━━━ Record set

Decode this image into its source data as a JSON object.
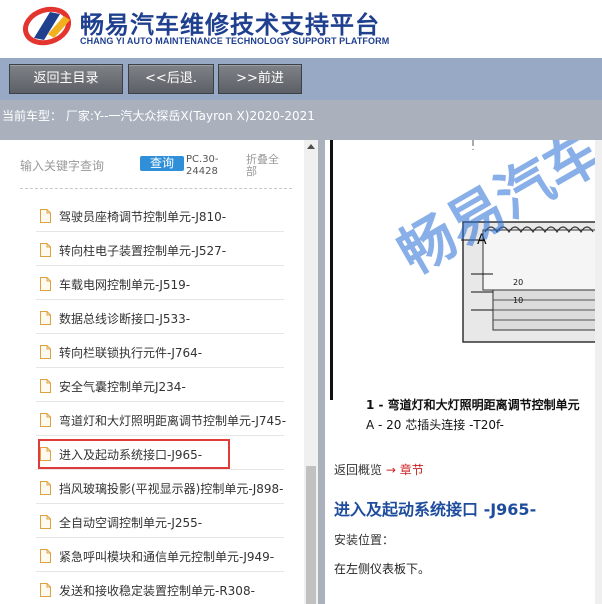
{
  "header": {
    "brand_cn": "畅易汽车维修技术支持平台",
    "brand_en": "CHANG YI AUTO MAINTENANCE TECHNOLOGY SUPPORT PLATFORM",
    "logo_icon": "cy-logo-icon"
  },
  "toolbar": {
    "home_label": "返回主目录",
    "back_label": "<<后退.",
    "forward_label": ">>前进"
  },
  "car_info": {
    "text": "当前车型： 厂家:Y--一汽大众探岳X(Tayron X)2020-2021"
  },
  "search": {
    "placeholder": "输入关键字查询",
    "button_label": "查询",
    "pc_code": "PC.30-\n24428",
    "collapse_label": "折叠全部"
  },
  "tree": {
    "items": [
      {
        "label": "驾驶员座椅调节控制单元-J810-"
      },
      {
        "label": "转向柱电子装置控制单元-J527-"
      },
      {
        "label": "车载电网控制单元-J519-"
      },
      {
        "label": "数据总线诊断接口-J533-"
      },
      {
        "label": "转向栏联锁执行元件-J764-"
      },
      {
        "label": "安全气囊控制单元J234-"
      },
      {
        "label": "弯道灯和大灯照明距离调节控制单元-J745-"
      },
      {
        "label": "进入及起动系统接口-J965-"
      },
      {
        "label": "挡风玻璃投影(平视显示器)控制单元-J898-"
      },
      {
        "label": "全自动空调控制单元-J255-"
      },
      {
        "label": "紧急呼叫模块和通信单元控制单元-J949-"
      },
      {
        "label": "发送和接收稳定装置控制单元-R308-"
      }
    ],
    "selected_index": 7
  },
  "diagram": {
    "label_a": "A",
    "label_20": "20",
    "label_10": "10",
    "caption_1": "1 - 弯道灯和大灯照明距离调节控制单元",
    "caption_2": "A - 20 芯插头连接 -T20f-",
    "watermark": "畅易汽车"
  },
  "content": {
    "overview_label": "返回概览",
    "overview_arrow": "→",
    "overview_chapter": "章节",
    "title": "进入及起动系统接口 -J965-",
    "location_label": "安装位置：",
    "location_text": "在左侧仪表板下。"
  },
  "colors": {
    "brand": "#1f3f8f",
    "toolbar_bg": "#97a9c4",
    "button": "#5c6066",
    "search_button": "#2f8fd8",
    "highlight": "#e03a3a",
    "title": "#1f4d9e"
  }
}
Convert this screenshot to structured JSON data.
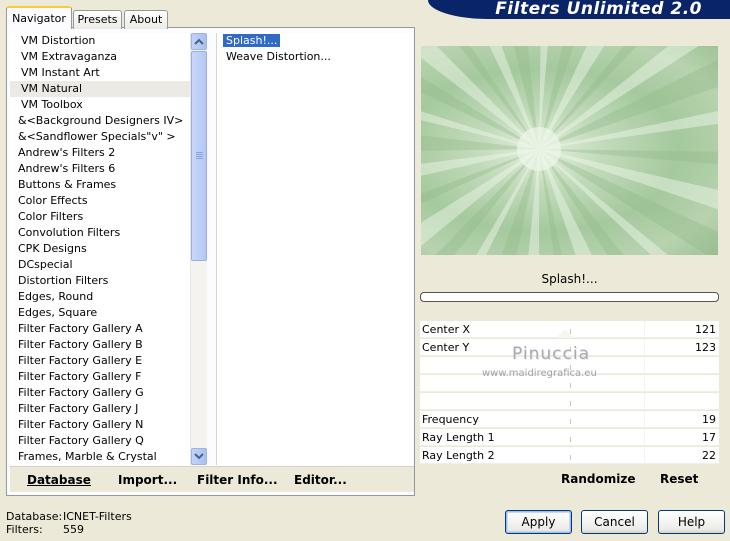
{
  "tabs": [
    "Navigator",
    "Presets",
    "About"
  ],
  "banner_title": "Filters Unlimited 2.0",
  "categories": [
    "VM Distortion",
    "VM Extravaganza",
    "VM Instant Art",
    "VM Natural",
    "VM Toolbox",
    "&<Background Designers IV>",
    "&<Sandflower Specials\"v\" >",
    "Andrew's Filters 2",
    "Andrew's Filters 6",
    "Buttons & Frames",
    "Color Effects",
    "Color Filters",
    "Convolution Filters",
    "CPK Designs",
    "DCspecial",
    "Distortion Filters",
    "Edges, Round",
    "Edges, Square",
    "Filter Factory Gallery A",
    "Filter Factory Gallery B",
    "Filter Factory Gallery E",
    "Filter Factory Gallery F",
    "Filter Factory Gallery G",
    "Filter Factory Gallery J",
    "Filter Factory Gallery N",
    "Filter Factory Gallery Q",
    "Frames, Marble & Crystal"
  ],
  "selected_category": "VM Natural",
  "filters": [
    "Splash!...",
    "Weave Distortion..."
  ],
  "selected_filter": "Splash!...",
  "left_toolbar": {
    "database": "Database",
    "import": "Import...",
    "filter_info": "Filter Info...",
    "editor": "Editor..."
  },
  "preview_filter_name": "Splash!...",
  "params": [
    {
      "label": "Center X",
      "value": "121"
    },
    {
      "label": "Center Y",
      "value": "123"
    },
    {
      "label": "",
      "value": ""
    },
    {
      "label": "",
      "value": ""
    },
    {
      "label": "",
      "value": ""
    },
    {
      "label": "Frequency",
      "value": "19"
    },
    {
      "label": "Ray Length 1",
      "value": "17"
    },
    {
      "label": "Ray Length 2",
      "value": "22"
    }
  ],
  "watermark": {
    "name": "Pinuccia",
    "site": "www.maidiregrafica.eu"
  },
  "right_toolbar": {
    "randomize": "Randomize",
    "reset": "Reset"
  },
  "status": {
    "database_label": "Database:",
    "database_value": "ICNET-Filters",
    "filters_label": "Filters:",
    "filters_value": "559"
  },
  "buttons": {
    "apply": "Apply",
    "cancel": "Cancel",
    "help": "Help"
  },
  "colors": {
    "selection": "#316ac5",
    "banner": "#0a246a",
    "dialog": "#ece9d8"
  }
}
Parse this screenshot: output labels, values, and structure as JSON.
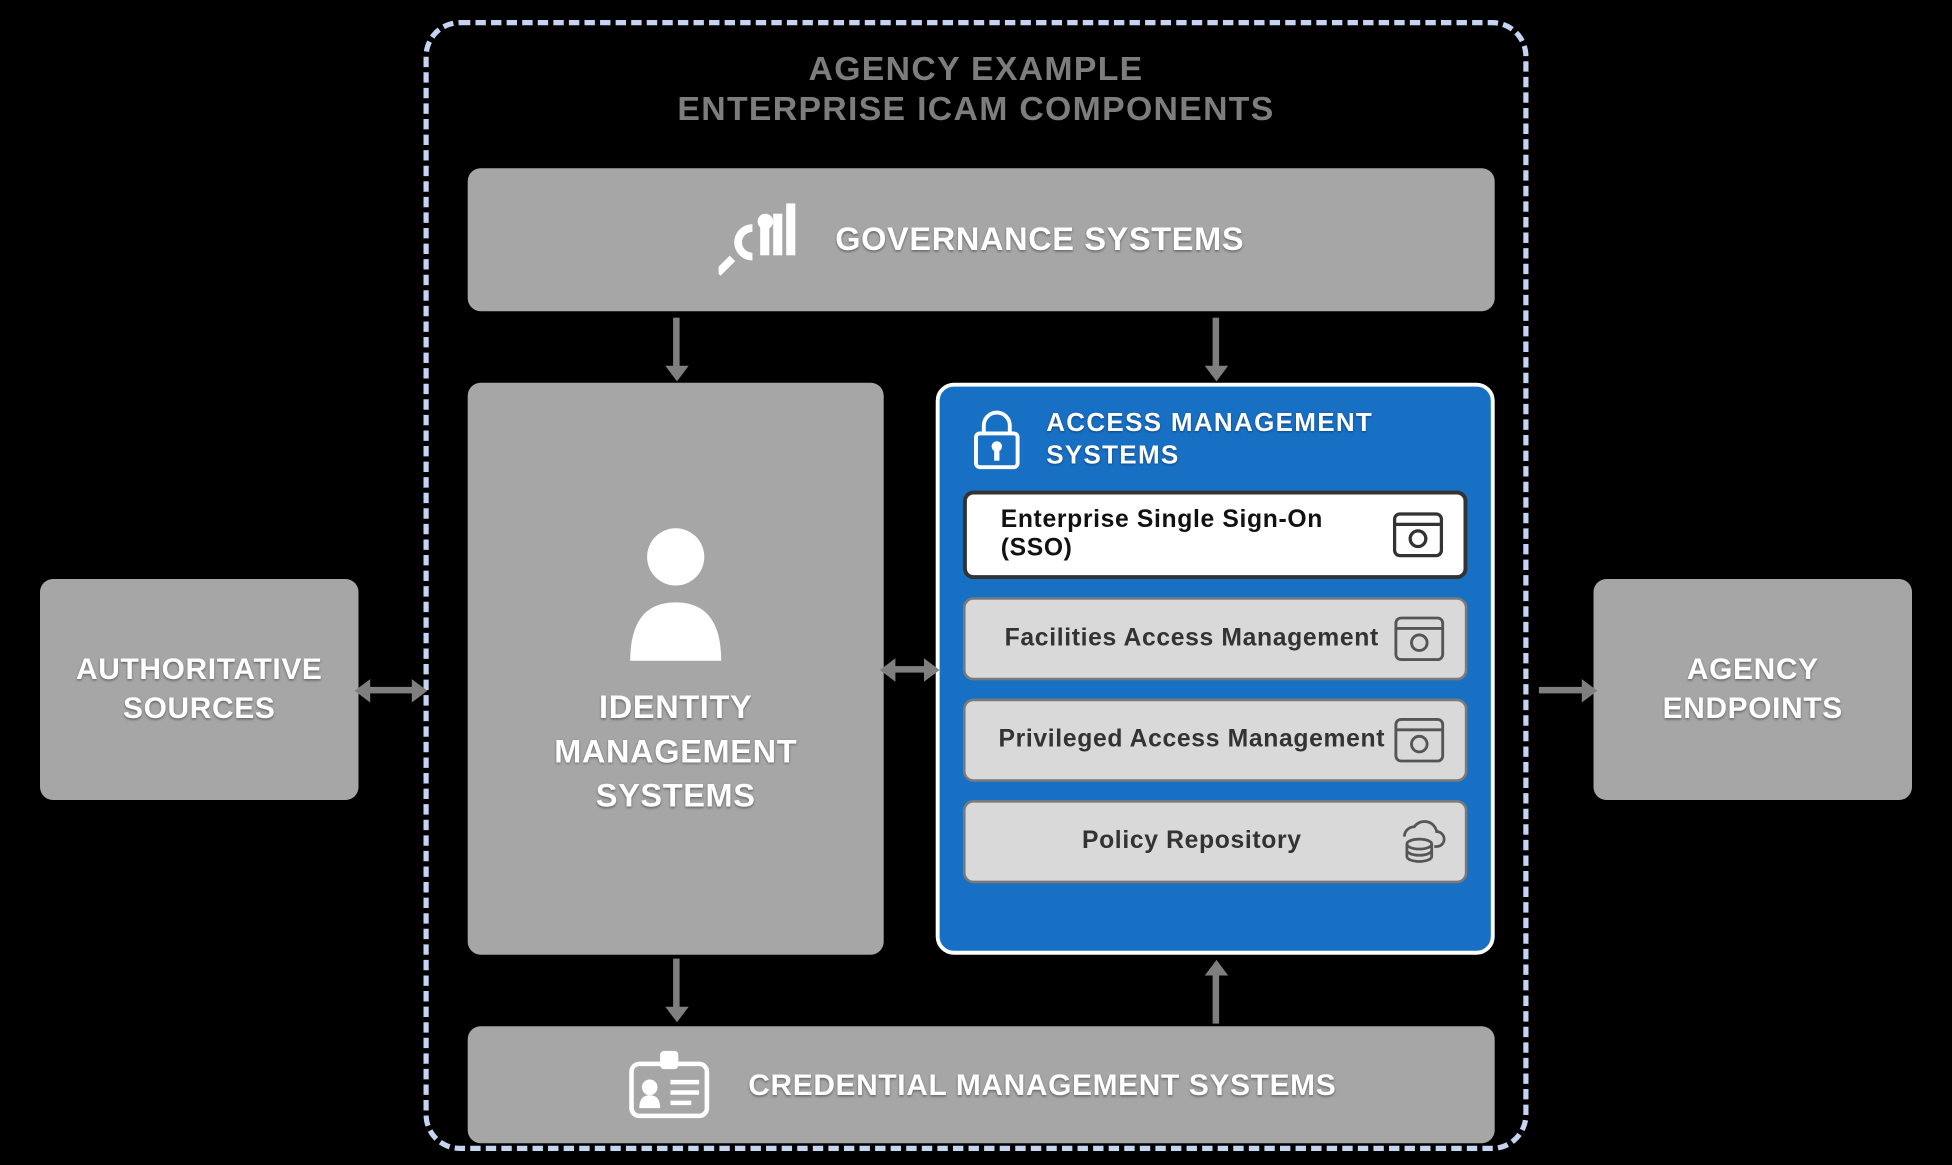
{
  "container": {
    "title_line1": "AGENCY EXAMPLE",
    "title_line2": "ENTERPRISE ICAM COMPONENTS"
  },
  "external": {
    "authoritative": "AUTHORITATIVE SOURCES",
    "endpoints": "AGENCY ENDPOINTS"
  },
  "governance": {
    "title": "GOVERNANCE SYSTEMS"
  },
  "identity": {
    "title": "IDENTITY MANAGEMENT SYSTEMS"
  },
  "credential": {
    "title": "CREDENTIAL MANAGEMENT SYSTEMS"
  },
  "access": {
    "title": "ACCESS MANAGEMENT SYSTEMS",
    "items": [
      {
        "label": "Enterprise Single Sign-On (SSO)",
        "highlight": true,
        "icon": "app"
      },
      {
        "label": "Facilities Access Management",
        "highlight": false,
        "icon": "app"
      },
      {
        "label": "Privileged Access Management",
        "highlight": false,
        "icon": "app"
      },
      {
        "label": "Policy Repository",
        "highlight": false,
        "icon": "cloud-db"
      }
    ]
  }
}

━━━━━━

Check each line of the records for the word "Gallery", and show the lines that contain it.

    "Filter Factory Gallery A",
    "Filter Factory Gallery B",
    "Filter Factory Gallery E",
    "Filter Factory Gallery F",
    "Filter Factory Gallery G",
    "Filter Factory Gallery J",
    "Filter Factory Gallery N",
    "Filter Factory Gallery Q",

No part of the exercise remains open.